**Task to carry out:**
The entries below are to be repeated exactly as they stand.

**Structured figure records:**
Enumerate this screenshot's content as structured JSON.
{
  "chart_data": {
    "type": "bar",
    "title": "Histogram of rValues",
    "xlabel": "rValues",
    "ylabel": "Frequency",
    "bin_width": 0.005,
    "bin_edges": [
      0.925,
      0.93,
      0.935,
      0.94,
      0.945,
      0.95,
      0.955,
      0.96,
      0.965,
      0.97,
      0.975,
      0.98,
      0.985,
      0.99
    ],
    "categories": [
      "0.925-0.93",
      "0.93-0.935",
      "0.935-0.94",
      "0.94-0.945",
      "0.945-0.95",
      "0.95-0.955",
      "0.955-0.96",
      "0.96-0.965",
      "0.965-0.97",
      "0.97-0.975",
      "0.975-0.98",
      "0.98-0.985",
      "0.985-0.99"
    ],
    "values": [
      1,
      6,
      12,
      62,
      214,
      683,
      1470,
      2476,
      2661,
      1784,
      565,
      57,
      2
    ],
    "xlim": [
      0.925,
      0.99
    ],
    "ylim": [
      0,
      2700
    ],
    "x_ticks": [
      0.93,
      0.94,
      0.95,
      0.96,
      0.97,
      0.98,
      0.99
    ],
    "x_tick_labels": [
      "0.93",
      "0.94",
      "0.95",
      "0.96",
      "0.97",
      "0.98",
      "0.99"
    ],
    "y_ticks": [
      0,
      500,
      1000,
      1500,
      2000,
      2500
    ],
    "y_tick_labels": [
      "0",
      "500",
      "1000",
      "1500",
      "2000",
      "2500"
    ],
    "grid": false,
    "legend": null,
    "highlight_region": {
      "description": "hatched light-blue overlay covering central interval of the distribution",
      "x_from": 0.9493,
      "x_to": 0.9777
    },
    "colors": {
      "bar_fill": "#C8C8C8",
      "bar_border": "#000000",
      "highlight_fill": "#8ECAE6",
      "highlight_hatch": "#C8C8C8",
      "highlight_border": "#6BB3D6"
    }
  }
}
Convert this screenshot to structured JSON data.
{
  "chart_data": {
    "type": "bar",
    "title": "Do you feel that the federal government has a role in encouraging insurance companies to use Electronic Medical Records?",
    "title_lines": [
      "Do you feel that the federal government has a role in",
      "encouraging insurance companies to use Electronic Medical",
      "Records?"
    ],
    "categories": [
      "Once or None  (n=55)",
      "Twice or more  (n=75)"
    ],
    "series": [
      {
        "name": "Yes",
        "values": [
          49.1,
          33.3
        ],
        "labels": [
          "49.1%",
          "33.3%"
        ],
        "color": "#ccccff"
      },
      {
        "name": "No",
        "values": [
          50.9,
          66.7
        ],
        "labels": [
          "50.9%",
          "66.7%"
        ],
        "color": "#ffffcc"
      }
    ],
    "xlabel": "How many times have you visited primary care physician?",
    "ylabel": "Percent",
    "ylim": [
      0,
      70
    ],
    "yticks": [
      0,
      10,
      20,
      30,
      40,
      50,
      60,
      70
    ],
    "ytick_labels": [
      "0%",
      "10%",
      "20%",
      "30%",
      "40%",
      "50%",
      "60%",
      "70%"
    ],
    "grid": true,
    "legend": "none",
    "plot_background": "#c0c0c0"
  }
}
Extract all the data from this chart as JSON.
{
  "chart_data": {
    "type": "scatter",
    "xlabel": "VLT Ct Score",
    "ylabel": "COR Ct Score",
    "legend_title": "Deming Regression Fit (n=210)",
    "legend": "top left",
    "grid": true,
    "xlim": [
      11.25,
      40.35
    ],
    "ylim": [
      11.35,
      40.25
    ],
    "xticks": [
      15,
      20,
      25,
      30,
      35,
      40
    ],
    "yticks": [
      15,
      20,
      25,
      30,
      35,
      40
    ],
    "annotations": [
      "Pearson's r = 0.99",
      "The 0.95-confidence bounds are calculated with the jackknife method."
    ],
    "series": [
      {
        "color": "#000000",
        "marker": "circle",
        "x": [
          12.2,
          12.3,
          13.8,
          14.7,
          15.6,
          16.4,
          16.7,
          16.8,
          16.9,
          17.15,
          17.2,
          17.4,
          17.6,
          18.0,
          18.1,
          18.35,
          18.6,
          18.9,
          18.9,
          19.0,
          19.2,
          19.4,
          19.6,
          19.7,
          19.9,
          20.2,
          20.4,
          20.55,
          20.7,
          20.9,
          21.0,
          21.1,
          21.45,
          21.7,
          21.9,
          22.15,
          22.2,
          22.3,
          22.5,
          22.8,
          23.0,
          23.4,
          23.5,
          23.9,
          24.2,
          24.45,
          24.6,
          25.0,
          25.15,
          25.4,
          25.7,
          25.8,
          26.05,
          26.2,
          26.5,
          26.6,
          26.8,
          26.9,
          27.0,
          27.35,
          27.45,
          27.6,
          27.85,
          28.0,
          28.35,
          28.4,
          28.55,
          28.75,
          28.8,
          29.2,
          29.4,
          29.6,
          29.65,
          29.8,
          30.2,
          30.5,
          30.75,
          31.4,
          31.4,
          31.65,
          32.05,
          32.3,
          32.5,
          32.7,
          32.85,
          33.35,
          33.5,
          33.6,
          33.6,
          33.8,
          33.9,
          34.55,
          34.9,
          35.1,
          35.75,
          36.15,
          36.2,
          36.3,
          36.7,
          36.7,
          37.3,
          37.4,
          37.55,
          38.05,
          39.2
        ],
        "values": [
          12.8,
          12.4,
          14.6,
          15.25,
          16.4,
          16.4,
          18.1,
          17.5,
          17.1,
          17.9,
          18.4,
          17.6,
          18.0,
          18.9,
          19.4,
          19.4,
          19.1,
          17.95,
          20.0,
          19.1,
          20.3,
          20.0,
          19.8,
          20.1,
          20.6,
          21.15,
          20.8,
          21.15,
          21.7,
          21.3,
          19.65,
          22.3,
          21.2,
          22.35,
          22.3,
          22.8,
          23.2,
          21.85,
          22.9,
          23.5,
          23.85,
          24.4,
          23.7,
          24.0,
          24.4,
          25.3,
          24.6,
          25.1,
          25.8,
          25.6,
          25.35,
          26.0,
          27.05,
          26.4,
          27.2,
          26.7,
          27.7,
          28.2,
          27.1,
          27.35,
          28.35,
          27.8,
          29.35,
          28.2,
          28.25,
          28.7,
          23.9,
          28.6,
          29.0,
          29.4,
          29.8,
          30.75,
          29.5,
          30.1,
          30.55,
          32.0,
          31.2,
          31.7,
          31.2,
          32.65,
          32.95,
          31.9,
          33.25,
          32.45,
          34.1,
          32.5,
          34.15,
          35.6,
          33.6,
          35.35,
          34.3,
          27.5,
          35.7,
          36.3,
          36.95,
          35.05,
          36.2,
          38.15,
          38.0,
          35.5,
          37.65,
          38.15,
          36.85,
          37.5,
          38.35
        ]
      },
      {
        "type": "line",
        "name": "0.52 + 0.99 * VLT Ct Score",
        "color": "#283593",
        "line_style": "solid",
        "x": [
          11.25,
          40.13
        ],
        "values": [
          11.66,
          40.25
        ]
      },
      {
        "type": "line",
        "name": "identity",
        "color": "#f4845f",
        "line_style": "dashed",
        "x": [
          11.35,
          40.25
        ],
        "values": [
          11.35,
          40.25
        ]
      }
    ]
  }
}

**Expected answer:**
Enumerate this screenshot's content as structured JSON.
{
  "chart_data": {
    "type": "bar",
    "title": "Histogram of rValues",
    "xlabel": "rValues",
    "ylabel": "Frequency",
    "bin_width": 0.005,
    "bin_edges": [
      0.925,
      0.93,
      0.935,
      0.94,
      0.945,
      0.95,
      0.955,
      0.96,
      0.965,
      0.97,
      0.975,
      0.98,
      0.985,
      0.99
    ],
    "categories": [
      "0.925-0.93",
      "0.93-0.935",
      "0.935-0.94",
      "0.94-0.945",
      "0.945-0.95",
      "0.95-0.955",
      "0.955-0.96",
      "0.96-0.965",
      "0.965-0.97",
      "0.97-0.975",
      "0.975-0.98",
      "0.98-0.985",
      "0.985-0.99"
    ],
    "values": [
      1,
      6,
      12,
      62,
      214,
      683,
      1470,
      2476,
      2661,
      1784,
      565,
      57,
      2
    ],
    "xlim": [
      0.925,
      0.99
    ],
    "ylim": [
      0,
      2700
    ],
    "x_ticks": [
      0.93,
      0.94,
      0.95,
      0.96,
      0.97,
      0.98,
      0.99
    ],
    "x_tick_labels": [
      "0.93",
      "0.94",
      "0.95",
      "0.96",
      "0.97",
      "0.98",
      "0.99"
    ],
    "y_ticks": [
      0,
      500,
      1000,
      1500,
      2000,
      2500
    ],
    "y_tick_labels": [
      "0",
      "500",
      "1000",
      "1500",
      "2000",
      "2500"
    ],
    "grid": false,
    "legend": null,
    "highlight_region": {
      "description": "hatched light-blue overlay covering central interval of the distribution",
      "x_from": 0.9493,
      "x_to": 0.9777
    },
    "colors": {
      "bar_fill": "#C8C8C8",
      "bar_border": "#000000",
      "highlight_fill": "#8ECAE6",
      "highlight_hatch": "#C8C8C8",
      "highlight_border": "#6BB3D6"
    }
  }
}
Convert this screenshot to structured JSON data.
{
  "chart_data": {
    "type": "bar",
    "title": "Do you feel that the federal government has a role in encouraging insurance companies to use Electronic Medical Records?",
    "title_lines": [
      "Do you feel that the federal government has a role in",
      "encouraging insurance companies to use Electronic Medical",
      "Records?"
    ],
    "categories": [
      "Once or None  (n=55)",
      "Twice or more  (n=75)"
    ],
    "series": [
      {
        "name": "Yes",
        "values": [
          49.1,
          33.3
        ],
        "labels": [
          "49.1%",
          "33.3%"
        ],
        "color": "#ccccff"
      },
      {
        "name": "No",
        "values": [
          50.9,
          66.7
        ],
        "labels": [
          "50.9%",
          "66.7%"
        ],
        "color": "#ffffcc"
      }
    ],
    "xlabel": "How many times have you visited primary care physician?",
    "ylabel": "Percent",
    "ylim": [
      0,
      70
    ],
    "yticks": [
      0,
      10,
      20,
      30,
      40,
      50,
      60,
      70
    ],
    "ytick_labels": [
      "0%",
      "10%",
      "20%",
      "30%",
      "40%",
      "50%",
      "60%",
      "70%"
    ],
    "grid": true,
    "legend": "none",
    "plot_background": "#c0c0c0"
  }
}
Extract all the data from this chart as JSON.
{
  "chart_data": {
    "type": "scatter",
    "xlabel": "VLT Ct Score",
    "ylabel": "COR Ct Score",
    "legend_title": "Deming Regression Fit (n=210)",
    "legend": "top left",
    "grid": true,
    "xlim": [
      11.25,
      40.35
    ],
    "ylim": [
      11.35,
      40.25
    ],
    "xticks": [
      15,
      20,
      25,
      30,
      35,
      40
    ],
    "yticks": [
      15,
      20,
      25,
      30,
      35,
      40
    ],
    "annotations": [
      "Pearson's r = 0.99",
      "The 0.95-confidence bounds are calculated with the jackknife method."
    ],
    "series": [
      {
        "color": "#000000",
        "marker": "circle",
        "x": [
          12.2,
          12.3,
          13.8,
          14.7,
          15.6,
          16.4,
          16.7,
          16.8,
          16.9,
          17.15,
          17.2,
          17.4,
          17.6,
          18.0,
          18.1,
          18.35,
          18.6,
          18.9,
          18.9,
          19.0,
          19.2,
          19.4,
          19.6,
          19.7,
          19.9,
          20.2,
          20.4,
          20.55,
          20.7,
          20.9,
          21.0,
          21.1,
          21.45,
          21.7,
          21.9,
          22.15,
          22.2,
          22.3,
          22.5,
          22.8,
          23.0,
          23.4,
          23.5,
          23.9,
          24.2,
          24.45,
          24.6,
          25.0,
          25.15,
          25.4,
          25.7,
          25.8,
          26.05,
          26.2,
          26.5,
          26.6,
          26.8,
          26.9,
          27.0,
          27.35,
          27.45,
          27.6,
          27.85,
          28.0,
          28.35,
          28.4,
          28.55,
          28.75,
          28.8,
          29.2,
          29.4,
          29.6,
          29.65,
          29.8,
          30.2,
          30.5,
          30.75,
          31.4,
          31.4,
          31.65,
          32.05,
          32.3,
          32.5,
          32.7,
          32.85,
          33.35,
          33.5,
          33.6,
          33.6,
          33.8,
          33.9,
          34.55,
          34.9,
          35.1,
          35.75,
          36.15,
          36.2,
          36.3,
          36.7,
          36.7,
          37.3,
          37.4,
          37.55,
          38.05,
          39.2
        ],
        "values": [
          12.8,
          12.4,
          14.6,
          15.25,
          16.4,
          16.4,
          18.1,
          17.5,
          17.1,
          17.9,
          18.4,
          17.6,
          18.0,
          18.9,
          19.4,
          19.4,
          19.1,
          17.95,
          20.0,
          19.1,
          20.3,
          20.0,
          19.8,
          20.1,
          20.6,
          21.15,
          20.8,
          21.15,
          21.7,
          21.3,
          19.65,
          22.3,
          21.2,
          22.35,
          22.3,
          22.8,
          23.2,
          21.85,
          22.9,
          23.5,
          23.85,
          24.4,
          23.7,
          24.0,
          24.4,
          25.3,
          24.6,
          25.1,
          25.8,
          25.6,
          25.35,
          26.0,
          27.05,
          26.4,
          27.2,
          26.7,
          27.7,
          28.2,
          27.1,
          27.35,
          28.35,
          27.8,
          29.35,
          28.2,
          28.25,
          28.7,
          23.9,
          28.6,
          29.0,
          29.4,
          29.8,
          30.75,
          29.5,
          30.1,
          30.55,
          32.0,
          31.2,
          31.7,
          31.2,
          32.65,
          32.95,
          31.9,
          33.25,
          32.45,
          34.1,
          32.5,
          34.15,
          35.6,
          33.6,
          35.35,
          34.3,
          27.5,
          35.7,
          36.3,
          36.95,
          35.05,
          36.2,
          38.15,
          38.0,
          35.5,
          37.65,
          38.15,
          36.85,
          37.5,
          38.35
        ]
      },
      {
        "type": "line",
        "name": "0.52 + 0.99 * VLT Ct Score",
        "color": "#283593",
        "line_style": "solid",
        "x": [
          11.25,
          40.13
        ],
        "values": [
          11.66,
          40.25
        ]
      },
      {
        "type": "line",
        "name": "identity",
        "color": "#f4845f",
        "line_style": "dashed",
        "x": [
          11.35,
          40.25
        ],
        "values": [
          11.35,
          40.25
        ]
      }
    ]
  }
}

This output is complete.